*CONSIGNES À SUIVRE*:
(A) Selon le texte sur la sainte ampoule, qui a la charge de veiller sur cette ampoule ?
(B) Recopiez mot pour mot le passage du texte sur la sainte ampoule qui commence par « L'onction avec l'huile » et se termine par « une grande relique. ».

L'onction avec l'huile de la sainte ampoule
La sainte ampoule
conservée à Reims contient une huile miraculeuse qui, selon la légende,
aurait été apportée par une colombe descendue du ciel le jour du
baptême de Clovis par l'évêque Remi. Cette huile aurait été réutilisée
pour la première, en la cathédrale de Metz, le 9 septembre 869, par l'archevêque Hincmar de Reims pour sacrer Charles le Chauve, roi de Francie occidentale.
C'est l'abbé de l'abbaye Saint-Remi de Reims qui a la charge de veiller sur cette ampoule considérée comme une grande relique.
L'onction, faite au cours de la cérémonie avec cette huile miraculeuse, donne un très grand prestige au roi de France.

*DONNÉES FOURNIES*:
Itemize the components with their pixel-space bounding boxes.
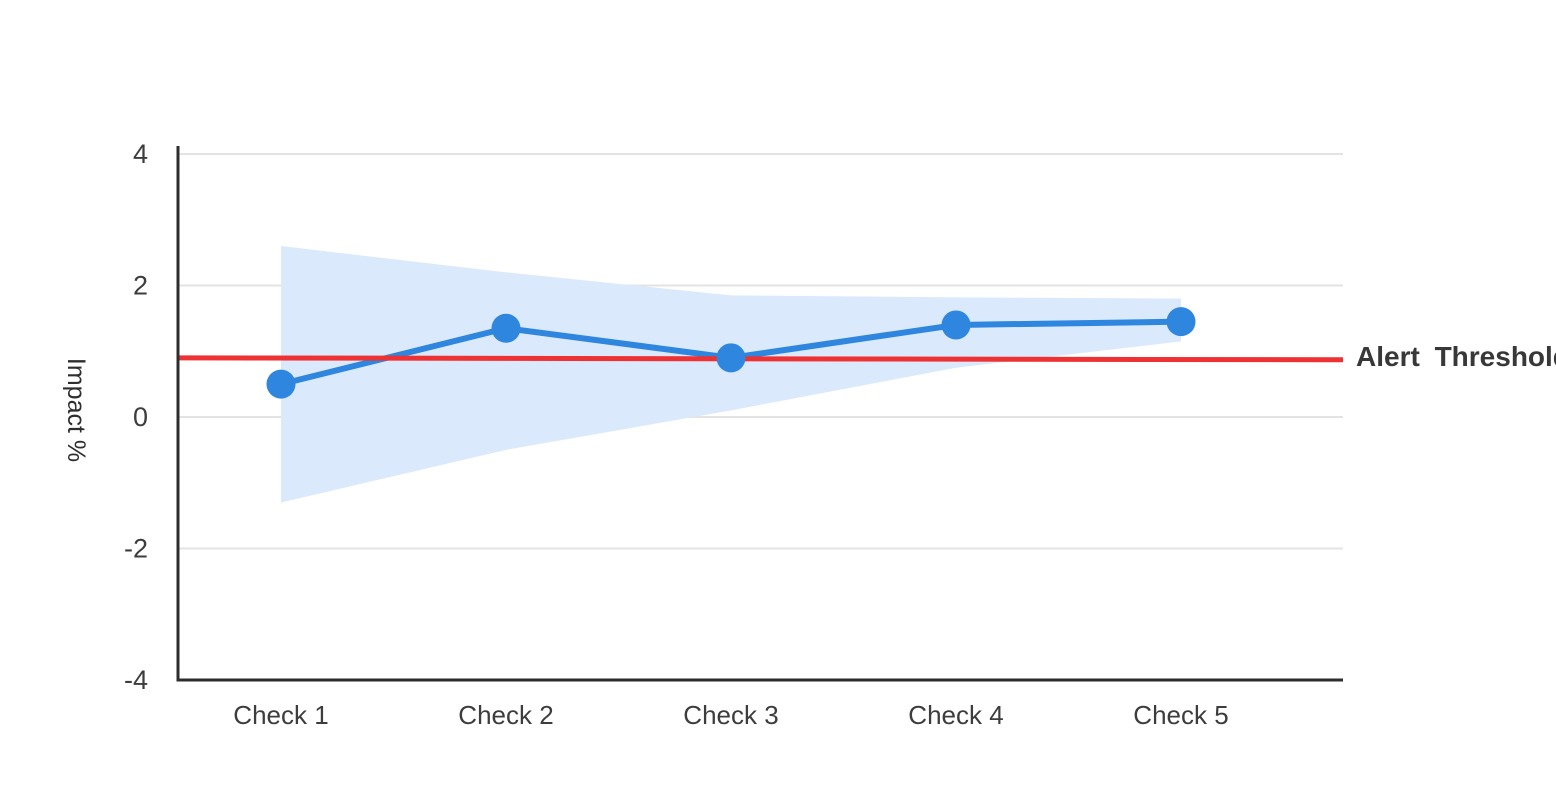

*RÉPONSES PAR CONSIGNE*:
(A) L'abbé de l'abbaye Saint-Remi de Reims.

(B)
L'onction avec l'huile de la sainte ampoule
La sainte ampoule
conservée à Reims contient une huile miraculeuse qui, selon la légende,
aurait été apportée par une colombe descendue du ciel le jour du
baptême de Clovis par l'évêque Remi. Cette huile aurait été réutilisée
pour la première, en la cathédrale de Metz, le 9 septembre 869, par l'archevêque Hincmar de Reims pour sacrer Charles le Chauve, roi de Francie occidentale.
C'est l'abbé de l'abbaye Saint-Remi de Reims qui a la charge de veiller sur cette ampoule considérée comme une grande relique.